§ **JOB**
Below is a block of records; reproduce all of them exactly and leave out any pictures.

#####

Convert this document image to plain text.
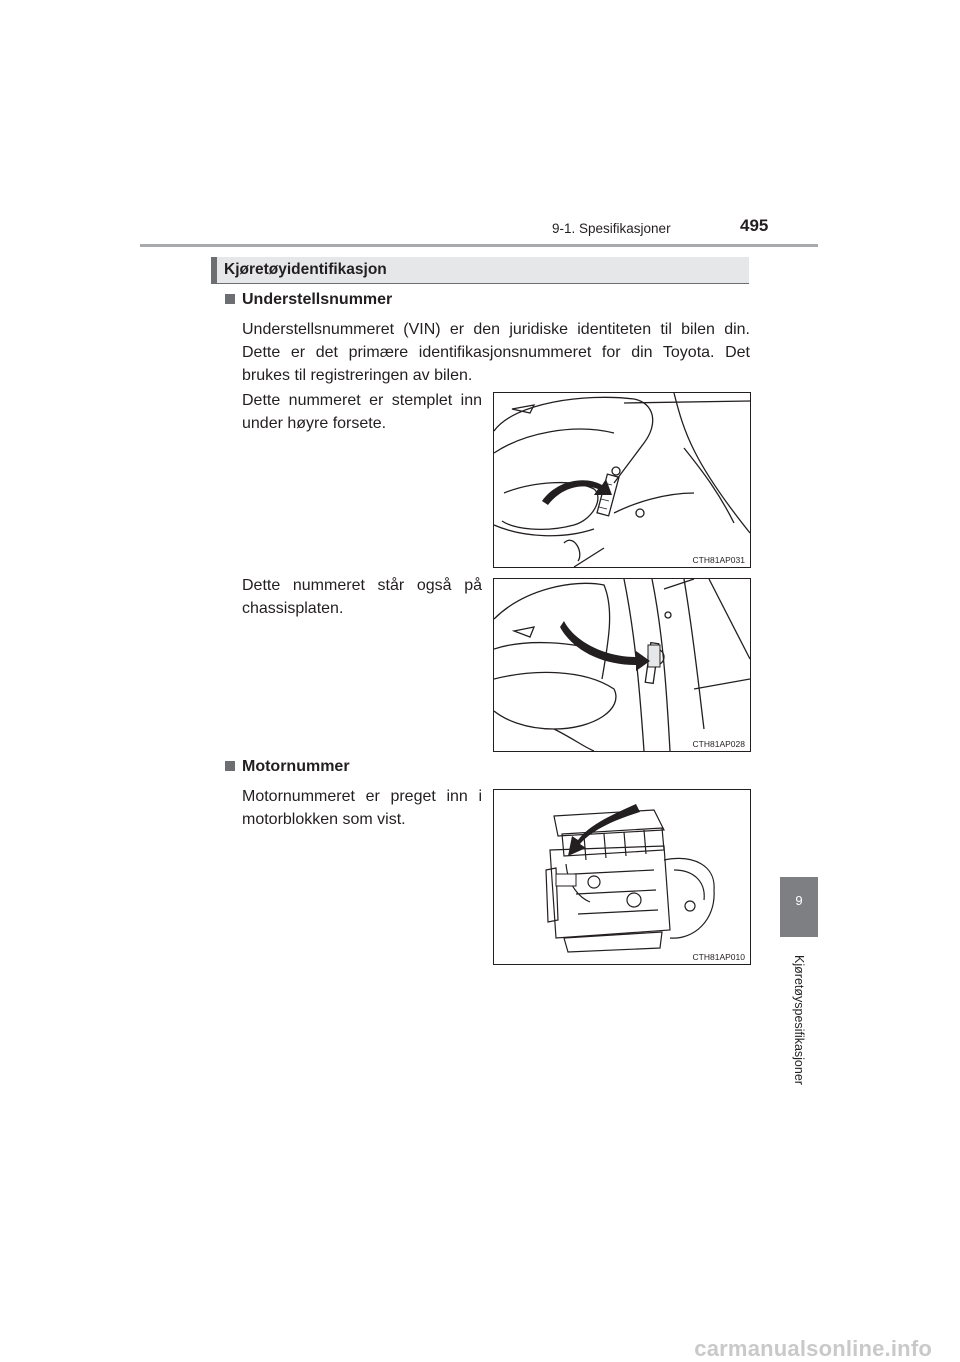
9-1. Spesifikasjoner	495
9
Kjøretøyspesifikasjoner
Kjøretøyidentifikasjon
Understellsnummer
Understellsnummeret (VIN) er den juridiske identiteten til bilen din. Dette er det primære identifikasjonsnummeret for din Toyota. Det brukes til registreringen av bilen.
Dette nummeret er stemplet inn under høyre forsete.
Dette nummeret står også på chassisplaten.
CTH81AP031
CTH81AP028
Motornummer
Motornummeret er preget inn i motorblokken som vist.
CTH81AP010
carmanualsonline.info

#####

§ **TASK OUTPUT**
Convert this document image to plain text.
9-1. Spesifikasjoner	495
9
Kjøretøyspesifikasjoner
Kjøretøyidentifikasjon
Understellsnummer
Understellsnummeret (VIN) er den juridiske identiteten til bilen din. Dette er det primære identifikasjonsnummeret for din Toyota. Det brukes til registreringen av bilen.
Dette nummeret er stemplet inn under høyre forsete.
Dette nummeret står også på chassisplaten.
CTH81AP031
CTH81AP028
Motornummer
Motornummeret er preget inn i motorblokken som vist.
CTH81AP010
carmanualsonline.info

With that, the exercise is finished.